Dataset entries
========================================

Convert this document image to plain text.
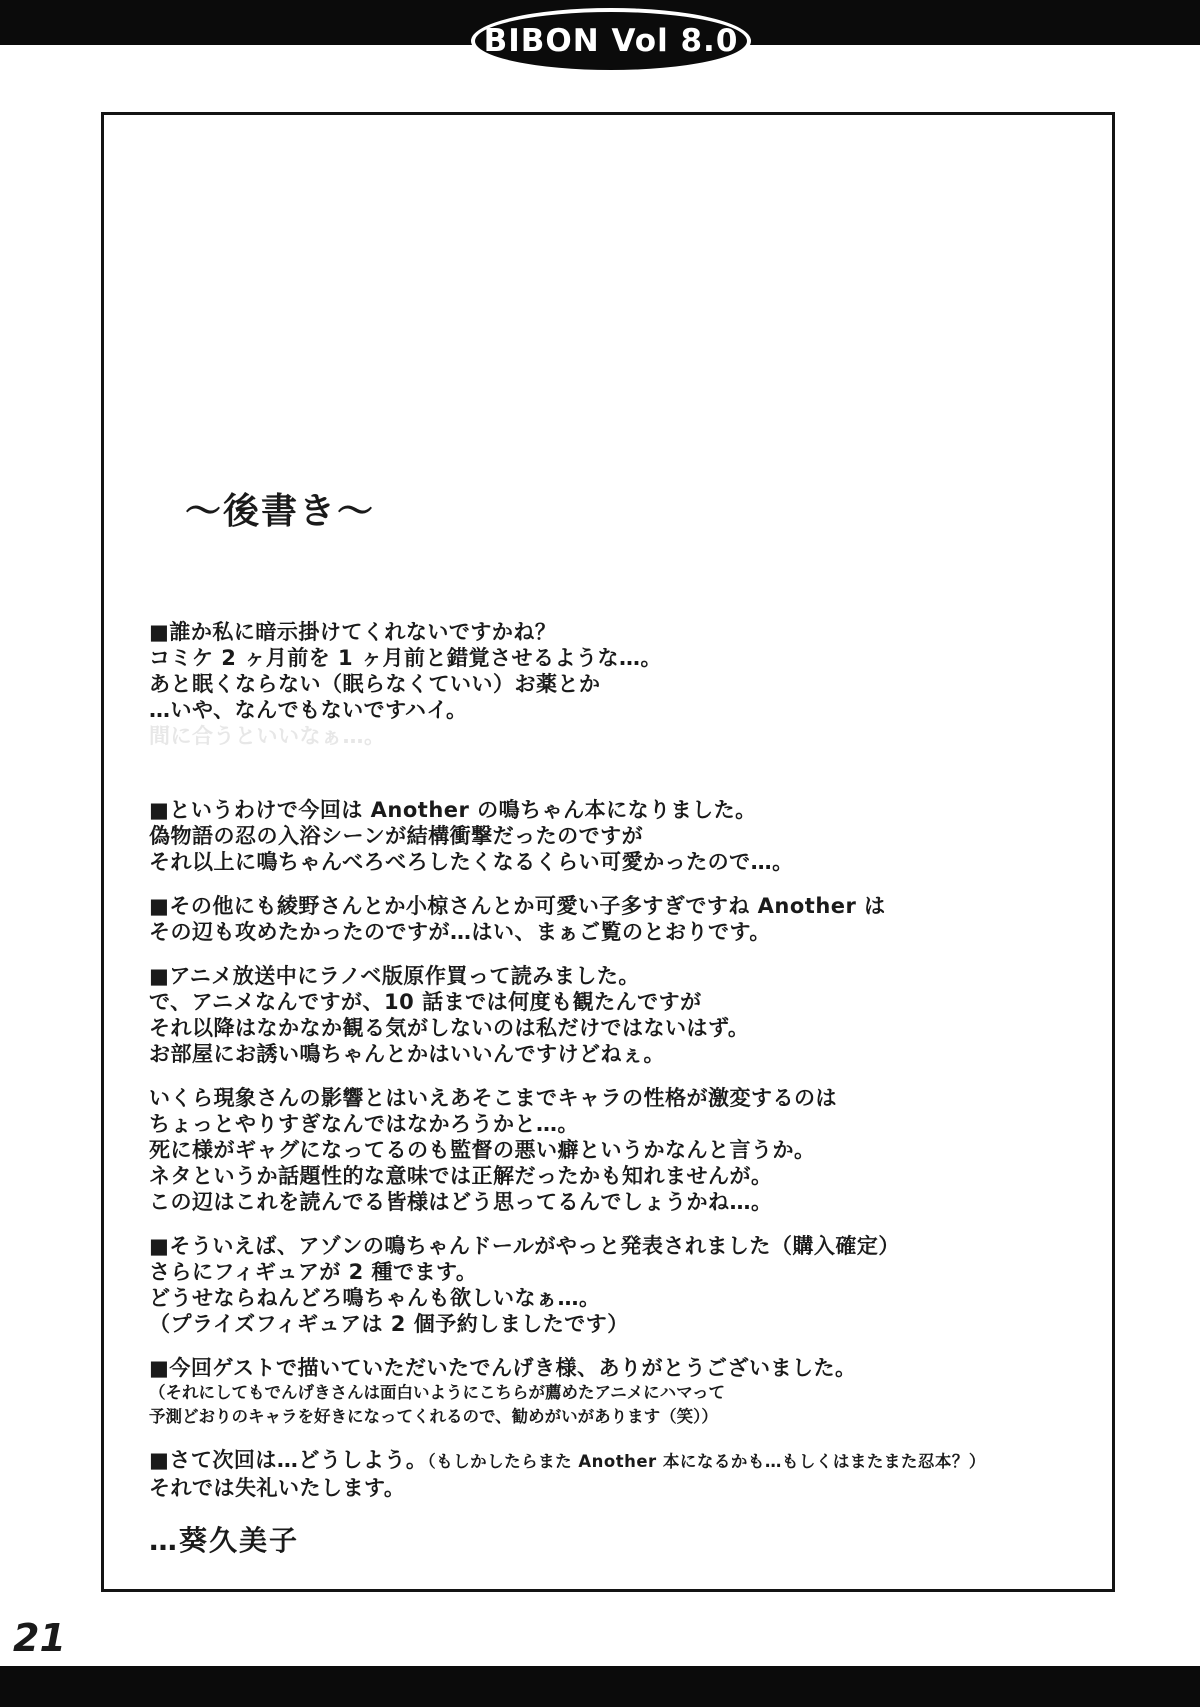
BIBON Vol 8.0
～後書き～
■誰か私に暗示掛けてくれないですかね？
コミケ 2 ヶ月前を 1 ヶ月前と錯覚させるような…。
あと眠くならない（眠らなくていい）お薬とか
…いや、なんでもないですハイ。
間に合うといいなぁ…。
■というわけで今回は Another の鳴ちゃん本になりました。
偽物語の忍の入浴シーンが結構衝撃だったのですが
それ以上に鳴ちゃんべろべろしたくなるくらい可愛かったので…。
■その他にも綾野さんとか小椋さんとか可愛い子多すぎですね Another は
その辺も攻めたかったのですが…はい、まぁご覧のとおりです。
■アニメ放送中にラノベ版原作買って読みました。
で、アニメなんですが、10 話までは何度も観たんですが
それ以降はなかなか観る気がしないのは私だけではないはず。
お部屋にお誘い鳴ちゃんとかはいいんですけどねぇ。
いくら現象さんの影響とはいえあそこまでキャラの性格が激変するのは
ちょっとやりすぎなんではなかろうかと…。
死に様がギャグになってるのも監督の悪い癖というかなんと言うか。
ネタというか話題性的な意味では正解だったかも知れませんが。
この辺はこれを読んでる皆様はどう思ってるんでしょうかね…。
■そういえば、アゾンの鳴ちゃんドールがやっと発表されました（購入確定）
さらにフィギュアが 2 種でます。
どうせならねんどろ鳴ちゃんも欲しいなぁ…。
（プライズフィギュアは 2 個予約しましたです）
■今回ゲストで描いていただいたでんげき様、ありがとうございました。
（それにしてもでんげきさんは面白いようにこちらが薦めたアニメにハマって
予測どおりのキャラを好きになってくれるので、勧めがいがあります（笑））
■さて次回は…どうしよう。（もしかしたらまた Another 本になるかも…もしくはまたまた忍本？）
それでは失礼いたします。
…葵久美子
21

========================================

What you need to do
Pictures stay out; repeat all the rest of the records exactly.

Answer
Convert this document image to plain text.
BIBON Vol 8.0
～後書き～
■誰か私に暗示掛けてくれないですかね？
コミケ 2 ヶ月前を 1 ヶ月前と錯覚させるような…。
あと眠くならない（眠らなくていい）お薬とか
…いや、なんでもないですハイ。
間に合うといいなぁ…。
■というわけで今回は Another の鳴ちゃん本になりました。
偽物語の忍の入浴シーンが結構衝撃だったのですが
それ以上に鳴ちゃんべろべろしたくなるくらい可愛かったので…。
■その他にも綾野さんとか小椋さんとか可愛い子多すぎですね Another は
その辺も攻めたかったのですが…はい、まぁご覧のとおりです。
■アニメ放送中にラノベ版原作買って読みました。
で、アニメなんですが、10 話までは何度も観たんですが
それ以降はなかなか観る気がしないのは私だけではないはず。
お部屋にお誘い鳴ちゃんとかはいいんですけどねぇ。
いくら現象さんの影響とはいえあそこまでキャラの性格が激変するのは
ちょっとやりすぎなんではなかろうかと…。
死に様がギャグになってるのも監督の悪い癖というかなんと言うか。
ネタというか話題性的な意味では正解だったかも知れませんが。
この辺はこれを読んでる皆様はどう思ってるんでしょうかね…。
■そういえば、アゾンの鳴ちゃんドールがやっと発表されました（購入確定）
さらにフィギュアが 2 種でます。
どうせならねんどろ鳴ちゃんも欲しいなぁ…。
（プライズフィギュアは 2 個予約しましたです）
■今回ゲストで描いていただいたでんげき様、ありがとうございました。
（それにしてもでんげきさんは面白いようにこちらが薦めたアニメにハマって
予測どおりのキャラを好きになってくれるので、勧めがいがあります（笑））
■さて次回は…どうしよう。（もしかしたらまた Another 本になるかも…もしくはまたまた忍本？）
それでは失礼いたします。
…葵久美子
21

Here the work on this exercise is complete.